Copy out each line containing "Photovoltaic" from the entries below.

>>>>>

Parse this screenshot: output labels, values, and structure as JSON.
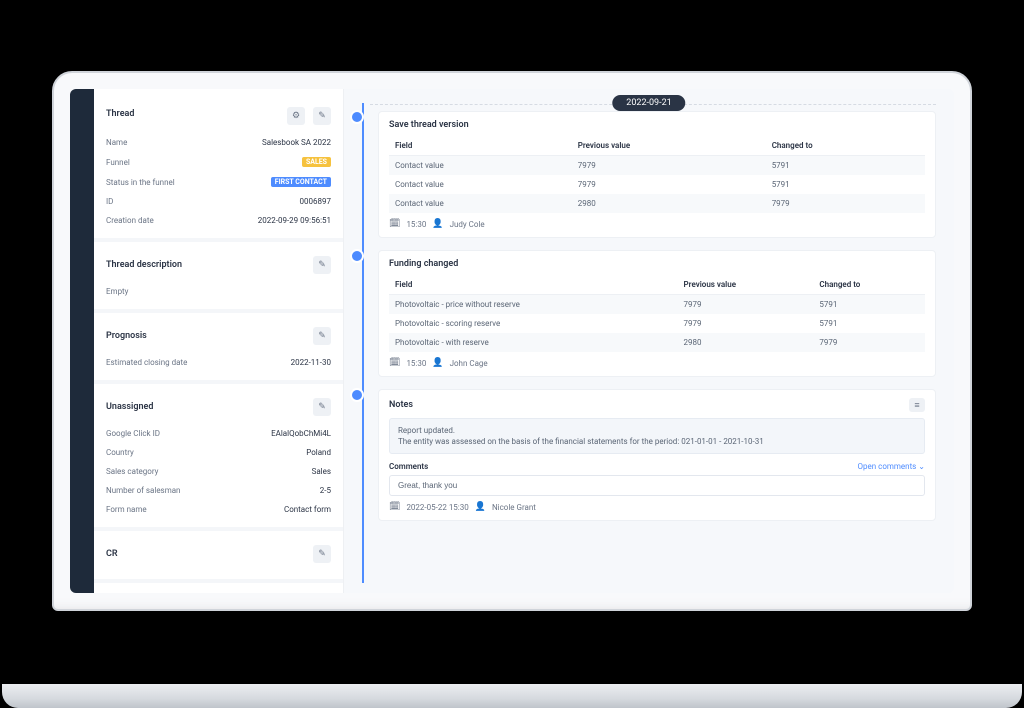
{
  "timeline_date": "2022-09-21",
  "thread": {
    "card_title": "Thread",
    "rows": [
      {
        "label": "Name",
        "value": "Salesbook SA 2022"
      },
      {
        "label": "Funnel",
        "badge": "SALES",
        "badge_class": "badge-yellow"
      },
      {
        "label": "Status in the funnel",
        "badge": "FIRST CONTACT",
        "badge_class": "badge-blue"
      },
      {
        "label": "ID",
        "value": "0006897"
      },
      {
        "label": "Creation date",
        "value": "2022-09-29 09:56:51"
      }
    ]
  },
  "description": {
    "card_title": "Thread description",
    "empty_text": "Empty"
  },
  "prognosis": {
    "card_title": "Prognosis",
    "label": "Estimated closing date",
    "value": "2022-11-30"
  },
  "unassigned": {
    "card_title": "Unassigned",
    "rows": [
      {
        "label": "Google Click ID",
        "value": "EAlalQobChMi4L"
      },
      {
        "label": "Country",
        "value": "Poland"
      },
      {
        "label": "Sales category",
        "value": "Sales"
      },
      {
        "label": "Number of salesman",
        "value": "2-5"
      },
      {
        "label": "Form name",
        "value": "Contact form"
      }
    ]
  },
  "cr": {
    "card_title": "CR"
  },
  "event1": {
    "title": "Save thread version",
    "columns": [
      "Field",
      "Previous value",
      "Changed to"
    ],
    "rows": [
      [
        "Contact value",
        "7979",
        "5791"
      ],
      [
        "Contact value",
        "7979",
        "5791"
      ],
      [
        "Contact value",
        "2980",
        "7979"
      ]
    ],
    "time": "15:30",
    "user": "Judy Cole"
  },
  "event2": {
    "title": "Funding changed",
    "columns": [
      "Field",
      "Previous value",
      "Changed to"
    ],
    "rows": [
      [
        "Photovoltaic - price without reserve",
        "7979",
        "5791"
      ],
      [
        "Photovoltaic - scoring reserve",
        "7979",
        "5791"
      ],
      [
        "Photovoltaic - with reserve",
        "2980",
        "7979"
      ]
    ],
    "time": "15:30",
    "user": "John Cage"
  },
  "event3": {
    "title": "Notes",
    "note_line1": "Report updated.",
    "note_line2": "The entity was assessed on the basis of the financial statements for the period: 021-01-01 - 2021-10-31",
    "comments_title": "Comments",
    "open_comments": "Open comments",
    "comment_value": "Great, thank you",
    "time": "2022-05-22 15:30",
    "user": "Nicole Grant"
  }
}
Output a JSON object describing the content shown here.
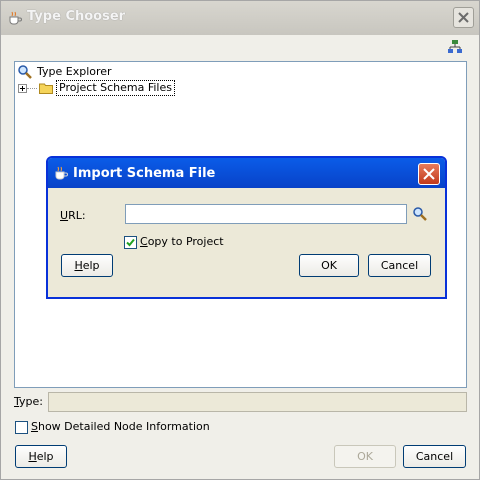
{
  "window": {
    "title": "Type Chooser",
    "icons": {
      "app": "coffee-cup-icon",
      "close": "close-icon",
      "toolbar": "hierarchy-icon"
    }
  },
  "tree": {
    "root_label": "Type Explorer",
    "root_icon": "search-icon",
    "children": [
      {
        "label": "Project Schema Files",
        "icon": "folder-icon",
        "selected": true,
        "expanded": false
      }
    ]
  },
  "type_field": {
    "label": "Type:",
    "value": ""
  },
  "show_details": {
    "label": "Show Detailed Node Information",
    "checked": false
  },
  "buttons": {
    "help": "Help",
    "ok": "OK",
    "cancel": "Cancel",
    "ok_enabled": false
  },
  "dialog": {
    "title": "Import Schema File",
    "url_label": "URL:",
    "url_value": "",
    "copy_to_project": {
      "label": "Copy to Project",
      "checked": true
    },
    "help": "Help",
    "ok": "OK",
    "cancel": "Cancel",
    "colors": {
      "title_bar": "#0a5ce8",
      "close_button": "#d9542d"
    }
  }
}
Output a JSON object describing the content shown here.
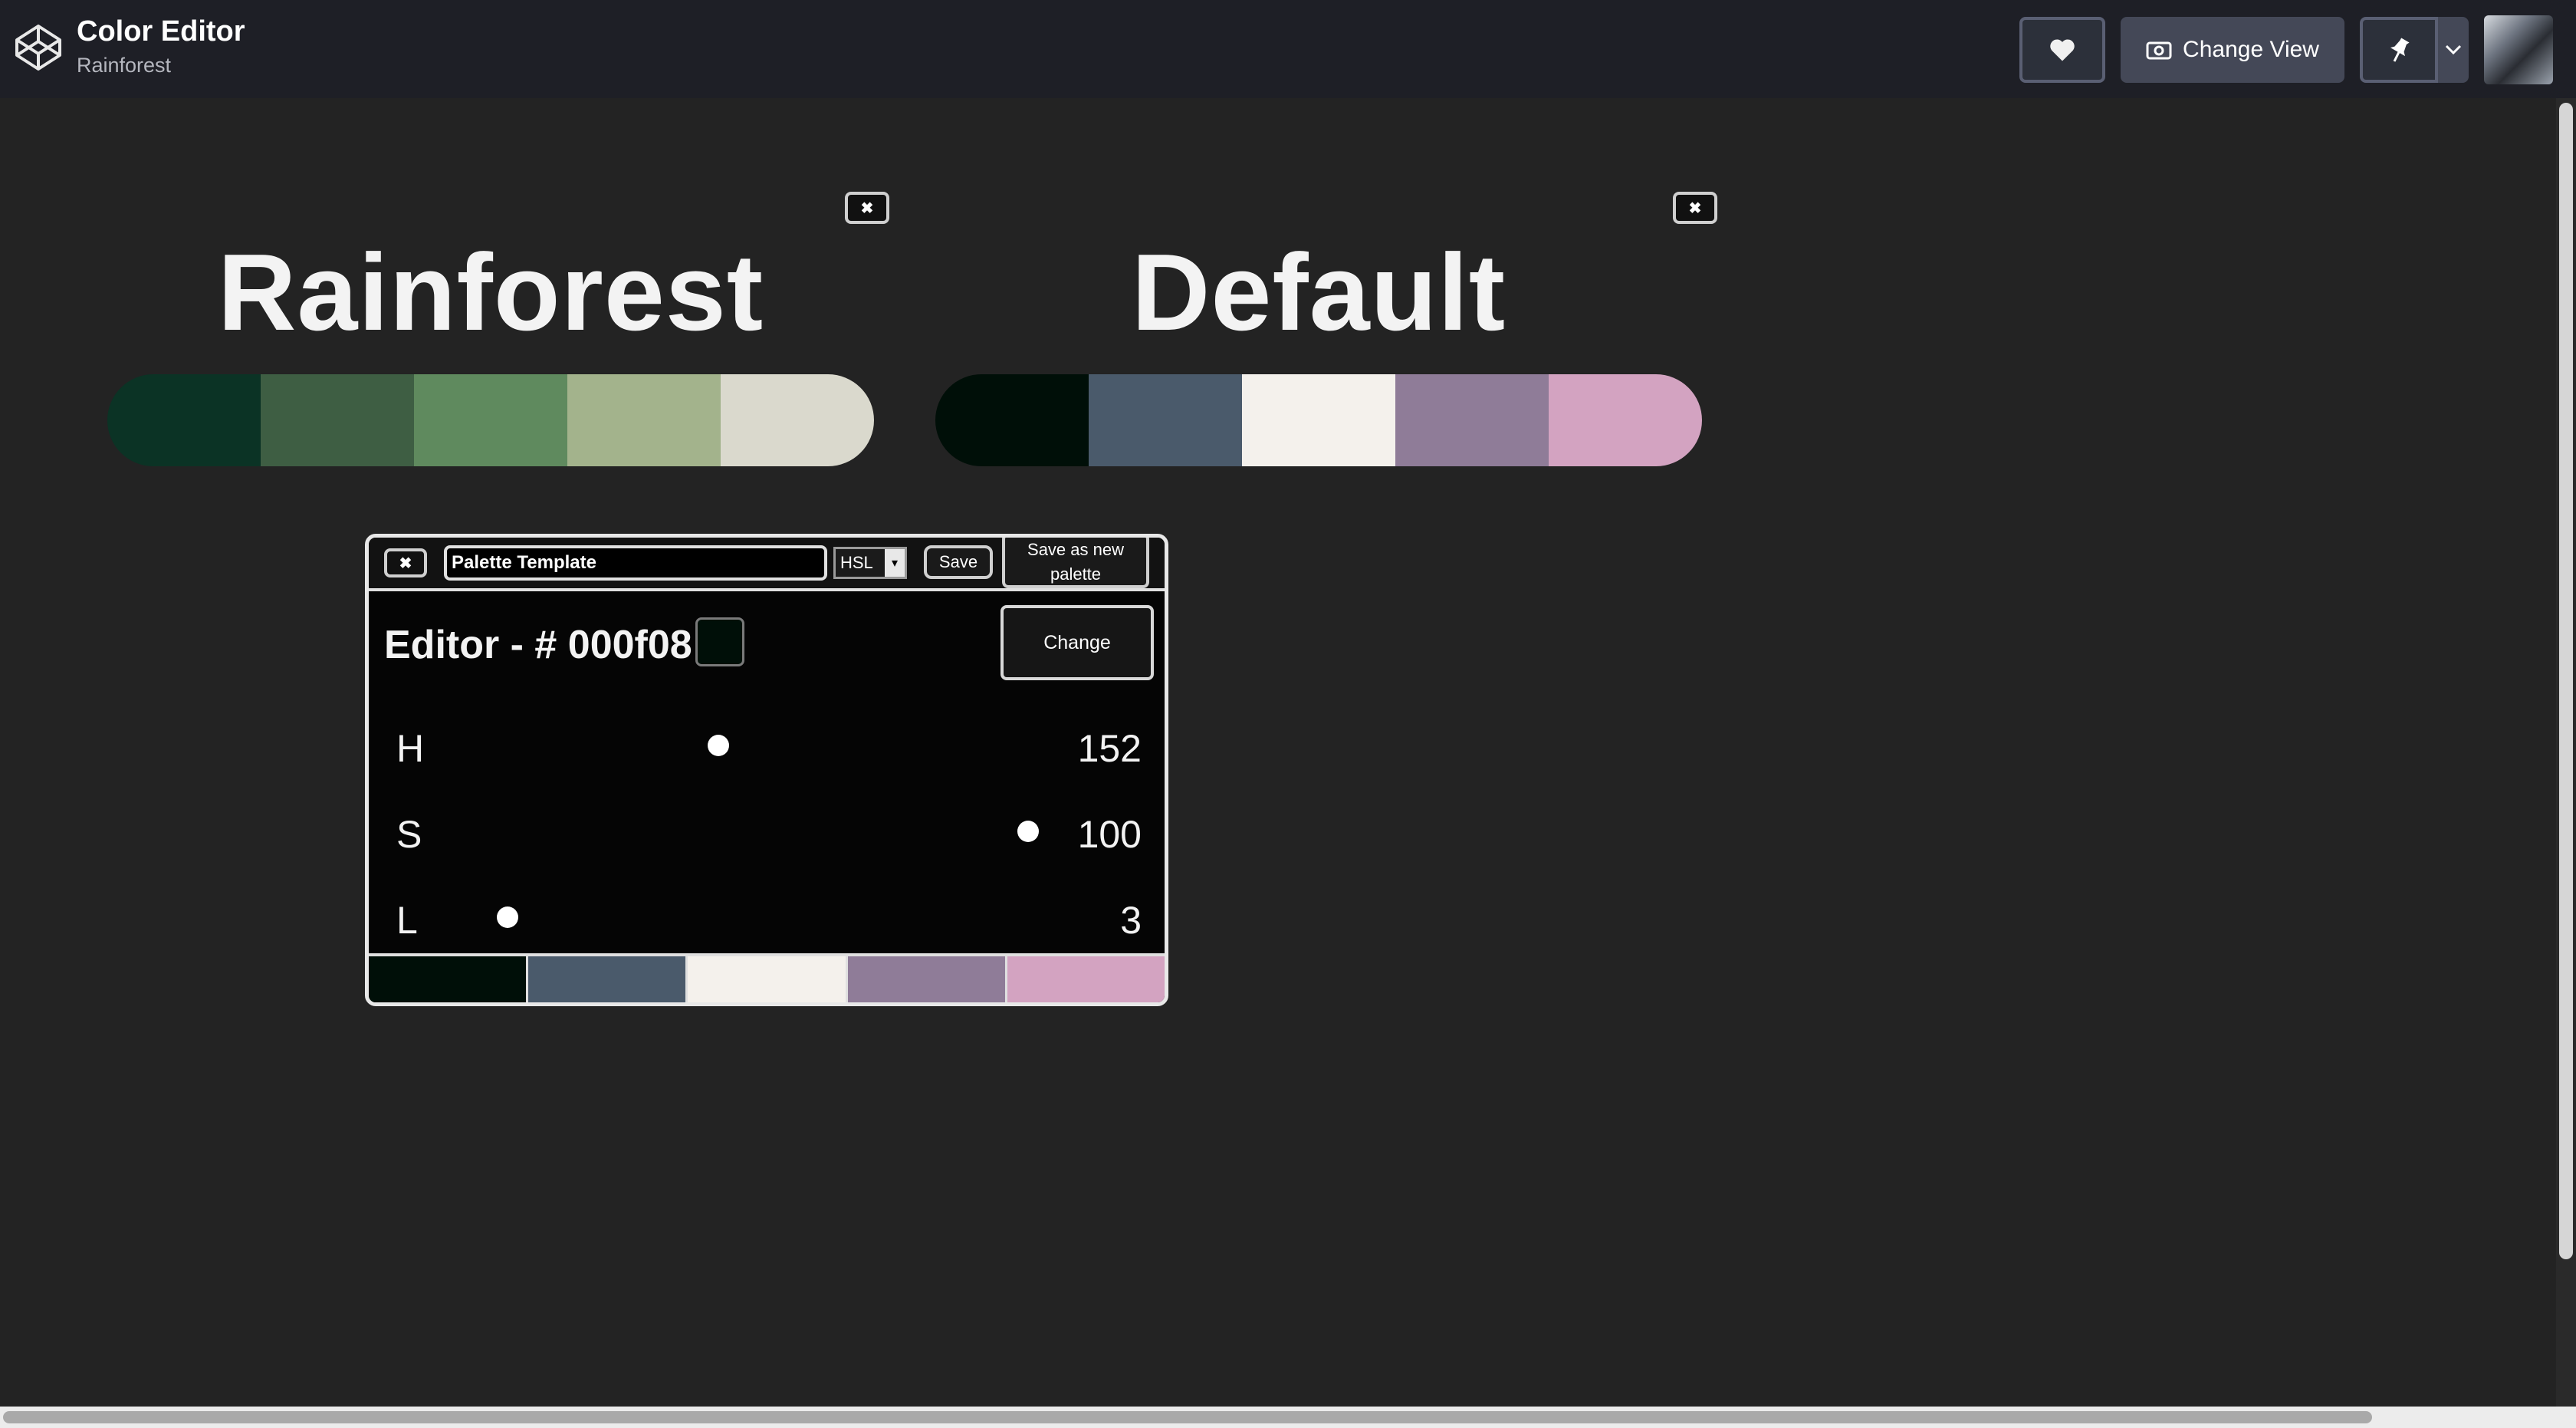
{
  "header": {
    "app_title": "Color Editor",
    "app_subtitle": "Rainforest",
    "change_view_label": "Change View",
    "logo_icon": "codepen-logo-icon",
    "heart_icon": "heart-icon",
    "pin_icon": "pin-icon",
    "caret_icon": "chevron-down-icon"
  },
  "palettes": [
    {
      "name": "Rainforest",
      "close_icon": "close-icon",
      "colors": [
        "#0b3325",
        "#3e5e43",
        "#5f8a5e",
        "#a3b38c",
        "#dad9cd"
      ]
    },
    {
      "name": "Default",
      "close_icon": "close-icon",
      "colors": [
        "#000f08",
        "#4a5a6b",
        "#f4f1ec",
        "#8f7c98",
        "#d3a3c1"
      ]
    }
  ],
  "editor": {
    "close_glyph": "✖",
    "name_value": "Palette Template",
    "mode": "HSL",
    "mode_arrow": "▾",
    "save_label": "Save",
    "save_new_label": "Save as new palette",
    "title": "Editor - # 000f08",
    "preview_color": "#000f08",
    "change_label": "Change",
    "channels": [
      {
        "label": "H",
        "value": 152,
        "max": 360
      },
      {
        "label": "S",
        "value": 100,
        "max": 100
      },
      {
        "label": "L",
        "value": 3,
        "max": 100
      }
    ],
    "swatches": [
      "#000f08",
      "#4a5a6b",
      "#f4f1ec",
      "#8f7c98",
      "#d3a3c1"
    ]
  }
}
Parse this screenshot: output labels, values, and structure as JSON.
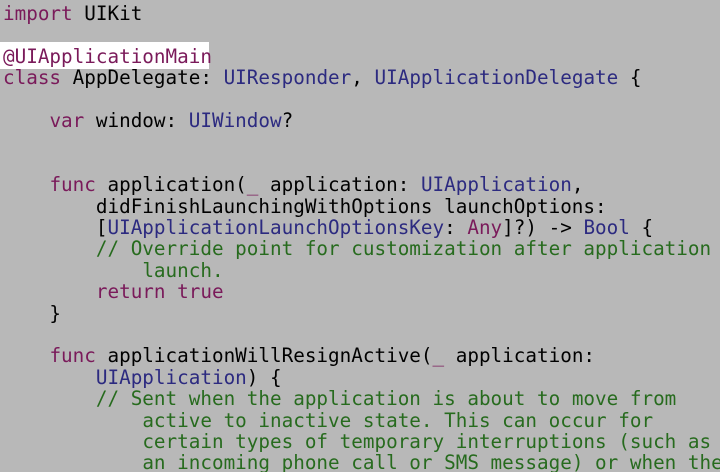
{
  "colors": {
    "background": "#b8b8b8",
    "plain": "#000000",
    "keyword": "#7a1a5a",
    "type": "#2c2a80",
    "comment": "#276b1e",
    "highlight": "#ffffff"
  },
  "lines": [
    [
      {
        "t": "import",
        "c": "keyword"
      },
      {
        "t": " UIKit",
        "c": "plain"
      }
    ],
    [],
    [
      {
        "t": "@UIApplicationMain",
        "c": "keyword"
      }
    ],
    [
      {
        "t": "class",
        "c": "keyword"
      },
      {
        "t": " AppDelegate: ",
        "c": "plain"
      },
      {
        "t": "UIResponder",
        "c": "type"
      },
      {
        "t": ", ",
        "c": "plain"
      },
      {
        "t": "UIApplicationDelegate",
        "c": "type"
      },
      {
        "t": " {",
        "c": "plain"
      }
    ],
    [],
    [
      {
        "t": "    ",
        "c": "plain"
      },
      {
        "t": "var",
        "c": "keyword"
      },
      {
        "t": " window: ",
        "c": "plain"
      },
      {
        "t": "UIWindow",
        "c": "type"
      },
      {
        "t": "?",
        "c": "plain"
      }
    ],
    [],
    [],
    [
      {
        "t": "    ",
        "c": "plain"
      },
      {
        "t": "func",
        "c": "keyword"
      },
      {
        "t": " application(",
        "c": "plain"
      },
      {
        "t": "_",
        "c": "keyword"
      },
      {
        "t": " application: ",
        "c": "plain"
      },
      {
        "t": "UIApplication",
        "c": "type"
      },
      {
        "t": ",",
        "c": "plain"
      }
    ],
    [
      {
        "t": "        didFinishLaunchingWithOptions launchOptions:",
        "c": "plain"
      }
    ],
    [
      {
        "t": "        [",
        "c": "plain"
      },
      {
        "t": "UIApplicationLaunchOptionsKey",
        "c": "type"
      },
      {
        "t": ": ",
        "c": "plain"
      },
      {
        "t": "Any",
        "c": "keyword"
      },
      {
        "t": "]?) -> ",
        "c": "plain"
      },
      {
        "t": "Bool",
        "c": "type"
      },
      {
        "t": " {",
        "c": "plain"
      }
    ],
    [
      {
        "t": "        ",
        "c": "plain"
      },
      {
        "t": "// Override point for customization after application",
        "c": "comment"
      }
    ],
    [
      {
        "t": "            ",
        "c": "plain"
      },
      {
        "t": "launch.",
        "c": "comment"
      }
    ],
    [
      {
        "t": "        ",
        "c": "plain"
      },
      {
        "t": "return",
        "c": "keyword"
      },
      {
        "t": " ",
        "c": "plain"
      },
      {
        "t": "true",
        "c": "keyword"
      }
    ],
    [
      {
        "t": "    }",
        "c": "plain"
      }
    ],
    [],
    [
      {
        "t": "    ",
        "c": "plain"
      },
      {
        "t": "func",
        "c": "keyword"
      },
      {
        "t": " applicationWillResignActive(",
        "c": "plain"
      },
      {
        "t": "_",
        "c": "keyword"
      },
      {
        "t": " application:",
        "c": "plain"
      }
    ],
    [
      {
        "t": "        ",
        "c": "plain"
      },
      {
        "t": "UIApplication",
        "c": "type"
      },
      {
        "t": ") {",
        "c": "plain"
      }
    ],
    [
      {
        "t": "        ",
        "c": "plain"
      },
      {
        "t": "// Sent when the application is about to move from",
        "c": "comment"
      }
    ],
    [
      {
        "t": "            ",
        "c": "plain"
      },
      {
        "t": "active to inactive state. This can occur for",
        "c": "comment"
      }
    ],
    [
      {
        "t": "            ",
        "c": "plain"
      },
      {
        "t": "certain types of temporary interruptions (such as",
        "c": "comment"
      }
    ],
    [
      {
        "t": "            ",
        "c": "plain"
      },
      {
        "t": "an incoming phone call or SMS message) or when the",
        "c": "comment"
      }
    ]
  ]
}
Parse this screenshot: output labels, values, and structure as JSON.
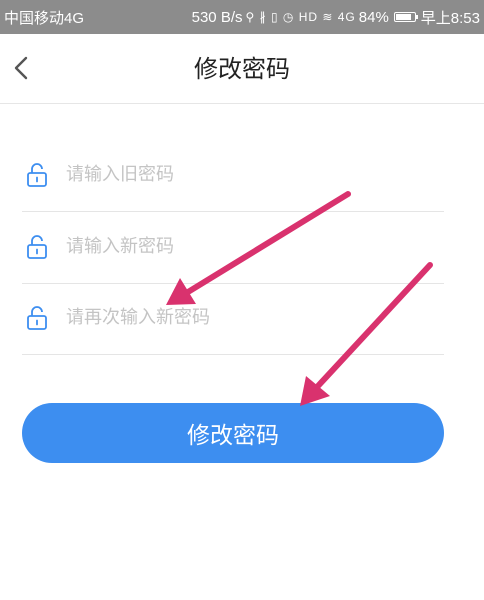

<<<<<

Finished exercise:
        "Photovoltaic - price without reserve",
        "Photovoltaic - scoring reserve",
        "Photovoltaic - with reserve",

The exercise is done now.